(Dataset records)
* * * * * * * * *
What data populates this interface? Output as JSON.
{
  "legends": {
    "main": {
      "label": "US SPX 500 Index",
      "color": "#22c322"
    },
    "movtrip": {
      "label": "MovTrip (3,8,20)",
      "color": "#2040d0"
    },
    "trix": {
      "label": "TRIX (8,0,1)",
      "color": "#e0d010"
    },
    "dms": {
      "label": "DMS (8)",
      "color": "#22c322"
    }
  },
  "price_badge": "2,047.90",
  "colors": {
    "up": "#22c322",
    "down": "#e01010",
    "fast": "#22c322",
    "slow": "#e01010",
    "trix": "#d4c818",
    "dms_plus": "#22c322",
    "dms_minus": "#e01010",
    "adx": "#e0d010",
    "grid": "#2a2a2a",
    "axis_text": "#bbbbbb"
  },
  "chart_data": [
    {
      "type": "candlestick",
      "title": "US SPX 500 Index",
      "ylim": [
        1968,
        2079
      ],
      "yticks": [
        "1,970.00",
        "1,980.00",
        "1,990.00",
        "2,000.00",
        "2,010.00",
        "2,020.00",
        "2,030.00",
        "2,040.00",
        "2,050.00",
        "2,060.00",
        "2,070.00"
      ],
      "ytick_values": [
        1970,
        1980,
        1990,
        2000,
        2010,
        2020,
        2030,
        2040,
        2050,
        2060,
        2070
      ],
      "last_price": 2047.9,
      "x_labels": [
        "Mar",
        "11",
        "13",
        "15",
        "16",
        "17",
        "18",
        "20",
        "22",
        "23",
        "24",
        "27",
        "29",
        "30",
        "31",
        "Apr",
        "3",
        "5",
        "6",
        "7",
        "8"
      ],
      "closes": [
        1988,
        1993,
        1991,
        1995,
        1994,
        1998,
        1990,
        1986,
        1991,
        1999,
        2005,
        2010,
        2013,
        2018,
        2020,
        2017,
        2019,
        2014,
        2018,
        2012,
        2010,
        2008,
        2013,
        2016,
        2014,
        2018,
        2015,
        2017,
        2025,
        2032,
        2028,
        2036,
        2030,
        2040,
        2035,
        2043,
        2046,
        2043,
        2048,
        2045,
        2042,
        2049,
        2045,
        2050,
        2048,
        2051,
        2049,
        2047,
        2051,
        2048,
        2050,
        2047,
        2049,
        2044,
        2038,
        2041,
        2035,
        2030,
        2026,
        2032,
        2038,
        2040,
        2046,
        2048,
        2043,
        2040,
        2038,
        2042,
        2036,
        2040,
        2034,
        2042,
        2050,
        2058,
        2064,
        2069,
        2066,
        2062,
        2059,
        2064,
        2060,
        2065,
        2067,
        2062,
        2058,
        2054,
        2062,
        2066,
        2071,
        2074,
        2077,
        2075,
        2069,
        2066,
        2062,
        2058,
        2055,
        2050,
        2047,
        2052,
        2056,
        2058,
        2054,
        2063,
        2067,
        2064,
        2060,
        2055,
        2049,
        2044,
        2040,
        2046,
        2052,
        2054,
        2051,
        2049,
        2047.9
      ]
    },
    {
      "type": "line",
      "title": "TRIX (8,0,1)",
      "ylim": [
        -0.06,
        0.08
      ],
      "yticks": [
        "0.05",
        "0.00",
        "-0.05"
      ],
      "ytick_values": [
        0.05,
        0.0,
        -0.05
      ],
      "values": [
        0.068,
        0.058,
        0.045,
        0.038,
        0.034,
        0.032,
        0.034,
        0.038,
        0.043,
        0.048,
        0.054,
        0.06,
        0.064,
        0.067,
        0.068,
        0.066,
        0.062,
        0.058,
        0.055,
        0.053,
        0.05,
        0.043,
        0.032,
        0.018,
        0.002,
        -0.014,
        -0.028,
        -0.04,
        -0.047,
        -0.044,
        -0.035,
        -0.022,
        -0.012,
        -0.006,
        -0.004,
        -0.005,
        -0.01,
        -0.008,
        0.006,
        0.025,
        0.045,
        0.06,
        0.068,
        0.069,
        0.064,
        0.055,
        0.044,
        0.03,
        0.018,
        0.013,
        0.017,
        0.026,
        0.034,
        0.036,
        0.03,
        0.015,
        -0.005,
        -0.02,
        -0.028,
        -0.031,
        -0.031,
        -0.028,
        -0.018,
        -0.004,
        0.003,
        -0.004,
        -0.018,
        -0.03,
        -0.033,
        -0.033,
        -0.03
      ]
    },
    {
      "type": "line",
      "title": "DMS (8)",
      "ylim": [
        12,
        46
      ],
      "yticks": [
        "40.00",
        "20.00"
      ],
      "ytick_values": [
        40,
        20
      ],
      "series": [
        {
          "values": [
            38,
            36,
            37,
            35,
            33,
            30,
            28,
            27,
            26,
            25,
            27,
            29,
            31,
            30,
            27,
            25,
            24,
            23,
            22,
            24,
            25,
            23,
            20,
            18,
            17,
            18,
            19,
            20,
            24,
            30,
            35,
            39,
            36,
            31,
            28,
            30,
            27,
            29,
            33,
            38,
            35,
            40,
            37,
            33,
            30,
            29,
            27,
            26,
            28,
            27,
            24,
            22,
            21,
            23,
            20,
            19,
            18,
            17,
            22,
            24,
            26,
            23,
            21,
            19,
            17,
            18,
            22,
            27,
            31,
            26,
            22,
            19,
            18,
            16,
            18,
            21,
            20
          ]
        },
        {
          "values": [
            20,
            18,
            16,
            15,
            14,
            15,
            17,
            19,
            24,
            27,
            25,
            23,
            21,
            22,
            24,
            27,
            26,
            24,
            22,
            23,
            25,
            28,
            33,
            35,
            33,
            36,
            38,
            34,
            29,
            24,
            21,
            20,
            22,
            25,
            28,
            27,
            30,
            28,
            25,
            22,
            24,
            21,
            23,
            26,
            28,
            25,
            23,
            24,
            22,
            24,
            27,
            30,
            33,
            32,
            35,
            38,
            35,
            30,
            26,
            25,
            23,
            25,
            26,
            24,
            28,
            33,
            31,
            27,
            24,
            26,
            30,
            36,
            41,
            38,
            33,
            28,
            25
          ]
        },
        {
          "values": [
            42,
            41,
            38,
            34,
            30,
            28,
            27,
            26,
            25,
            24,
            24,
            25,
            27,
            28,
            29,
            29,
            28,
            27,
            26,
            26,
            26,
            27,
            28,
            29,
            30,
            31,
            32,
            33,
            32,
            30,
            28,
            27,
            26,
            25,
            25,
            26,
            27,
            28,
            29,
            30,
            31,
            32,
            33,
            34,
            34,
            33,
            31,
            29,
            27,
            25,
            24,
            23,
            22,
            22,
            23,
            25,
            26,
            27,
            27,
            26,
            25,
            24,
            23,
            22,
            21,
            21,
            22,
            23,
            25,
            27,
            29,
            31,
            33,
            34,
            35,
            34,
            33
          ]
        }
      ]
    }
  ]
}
* * * * * * * * *
**Exercise objective:**
Reproduce the listing above word for word.

**Solution below:**
What data populates this interface? Output as JSON.
{
  "legends": {
    "main": {
      "label": "US SPX 500 Index",
      "color": "#22c322"
    },
    "movtrip": {
      "label": "MovTrip (3,8,20)",
      "color": "#2040d0"
    },
    "trix": {
      "label": "TRIX (8,0,1)",
      "color": "#e0d010"
    },
    "dms": {
      "label": "DMS (8)",
      "color": "#22c322"
    }
  },
  "price_badge": "2,047.90",
  "colors": {
    "up": "#22c322",
    "down": "#e01010",
    "fast": "#22c322",
    "slow": "#e01010",
    "trix": "#d4c818",
    "dms_plus": "#22c322",
    "dms_minus": "#e01010",
    "adx": "#e0d010",
    "grid": "#2a2a2a",
    "axis_text": "#bbbbbb"
  },
  "chart_data": [
    {
      "type": "candlestick",
      "title": "US SPX 500 Index",
      "ylim": [
        1968,
        2079
      ],
      "yticks": [
        "1,970.00",
        "1,980.00",
        "1,990.00",
        "2,000.00",
        "2,010.00",
        "2,020.00",
        "2,030.00",
        "2,040.00",
        "2,050.00",
        "2,060.00",
        "2,070.00"
      ],
      "ytick_values": [
        1970,
        1980,
        1990,
        2000,
        2010,
        2020,
        2030,
        2040,
        2050,
        2060,
        2070
      ],
      "last_price": 2047.9,
      "x_labels": [
        "Mar",
        "11",
        "13",
        "15",
        "16",
        "17",
        "18",
        "20",
        "22",
        "23",
        "24",
        "27",
        "29",
        "30",
        "31",
        "Apr",
        "3",
        "5",
        "6",
        "7",
        "8"
      ],
      "closes": [
        1988,
        1993,
        1991,
        1995,
        1994,
        1998,
        1990,
        1986,
        1991,
        1999,
        2005,
        2010,
        2013,
        2018,
        2020,
        2017,
        2019,
        2014,
        2018,
        2012,
        2010,
        2008,
        2013,
        2016,
        2014,
        2018,
        2015,
        2017,
        2025,
        2032,
        2028,
        2036,
        2030,
        2040,
        2035,
        2043,
        2046,
        2043,
        2048,
        2045,
        2042,
        2049,
        2045,
        2050,
        2048,
        2051,
        2049,
        2047,
        2051,
        2048,
        2050,
        2047,
        2049,
        2044,
        2038,
        2041,
        2035,
        2030,
        2026,
        2032,
        2038,
        2040,
        2046,
        2048,
        2043,
        2040,
        2038,
        2042,
        2036,
        2040,
        2034,
        2042,
        2050,
        2058,
        2064,
        2069,
        2066,
        2062,
        2059,
        2064,
        2060,
        2065,
        2067,
        2062,
        2058,
        2054,
        2062,
        2066,
        2071,
        2074,
        2077,
        2075,
        2069,
        2066,
        2062,
        2058,
        2055,
        2050,
        2047,
        2052,
        2056,
        2058,
        2054,
        2063,
        2067,
        2064,
        2060,
        2055,
        2049,
        2044,
        2040,
        2046,
        2052,
        2054,
        2051,
        2049,
        2047.9
      ]
    },
    {
      "type": "line",
      "title": "TRIX (8,0,1)",
      "ylim": [
        -0.06,
        0.08
      ],
      "yticks": [
        "0.05",
        "0.00",
        "-0.05"
      ],
      "ytick_values": [
        0.05,
        0.0,
        -0.05
      ],
      "values": [
        0.068,
        0.058,
        0.045,
        0.038,
        0.034,
        0.032,
        0.034,
        0.038,
        0.043,
        0.048,
        0.054,
        0.06,
        0.064,
        0.067,
        0.068,
        0.066,
        0.062,
        0.058,
        0.055,
        0.053,
        0.05,
        0.043,
        0.032,
        0.018,
        0.002,
        -0.014,
        -0.028,
        -0.04,
        -0.047,
        -0.044,
        -0.035,
        -0.022,
        -0.012,
        -0.006,
        -0.004,
        -0.005,
        -0.01,
        -0.008,
        0.006,
        0.025,
        0.045,
        0.06,
        0.068,
        0.069,
        0.064,
        0.055,
        0.044,
        0.03,
        0.018,
        0.013,
        0.017,
        0.026,
        0.034,
        0.036,
        0.03,
        0.015,
        -0.005,
        -0.02,
        -0.028,
        -0.031,
        -0.031,
        -0.028,
        -0.018,
        -0.004,
        0.003,
        -0.004,
        -0.018,
        -0.03,
        -0.033,
        -0.033,
        -0.03
      ]
    },
    {
      "type": "line",
      "title": "DMS (8)",
      "ylim": [
        12,
        46
      ],
      "yticks": [
        "40.00",
        "20.00"
      ],
      "ytick_values": [
        40,
        20
      ],
      "series": [
        {
          "values": [
            38,
            36,
            37,
            35,
            33,
            30,
            28,
            27,
            26,
            25,
            27,
            29,
            31,
            30,
            27,
            25,
            24,
            23,
            22,
            24,
            25,
            23,
            20,
            18,
            17,
            18,
            19,
            20,
            24,
            30,
            35,
            39,
            36,
            31,
            28,
            30,
            27,
            29,
            33,
            38,
            35,
            40,
            37,
            33,
            30,
            29,
            27,
            26,
            28,
            27,
            24,
            22,
            21,
            23,
            20,
            19,
            18,
            17,
            22,
            24,
            26,
            23,
            21,
            19,
            17,
            18,
            22,
            27,
            31,
            26,
            22,
            19,
            18,
            16,
            18,
            21,
            20
          ]
        },
        {
          "values": [
            20,
            18,
            16,
            15,
            14,
            15,
            17,
            19,
            24,
            27,
            25,
            23,
            21,
            22,
            24,
            27,
            26,
            24,
            22,
            23,
            25,
            28,
            33,
            35,
            33,
            36,
            38,
            34,
            29,
            24,
            21,
            20,
            22,
            25,
            28,
            27,
            30,
            28,
            25,
            22,
            24,
            21,
            23,
            26,
            28,
            25,
            23,
            24,
            22,
            24,
            27,
            30,
            33,
            32,
            35,
            38,
            35,
            30,
            26,
            25,
            23,
            25,
            26,
            24,
            28,
            33,
            31,
            27,
            24,
            26,
            30,
            36,
            41,
            38,
            33,
            28,
            25
          ]
        },
        {
          "values": [
            42,
            41,
            38,
            34,
            30,
            28,
            27,
            26,
            25,
            24,
            24,
            25,
            27,
            28,
            29,
            29,
            28,
            27,
            26,
            26,
            26,
            27,
            28,
            29,
            30,
            31,
            32,
            33,
            32,
            30,
            28,
            27,
            26,
            25,
            25,
            26,
            27,
            28,
            29,
            30,
            31,
            32,
            33,
            34,
            34,
            33,
            31,
            29,
            27,
            25,
            24,
            23,
            22,
            22,
            23,
            25,
            26,
            27,
            27,
            26,
            25,
            24,
            23,
            22,
            21,
            21,
            22,
            23,
            25,
            27,
            29,
            31,
            33,
            34,
            35,
            34,
            33
          ]
        }
      ]
    }
  ]
}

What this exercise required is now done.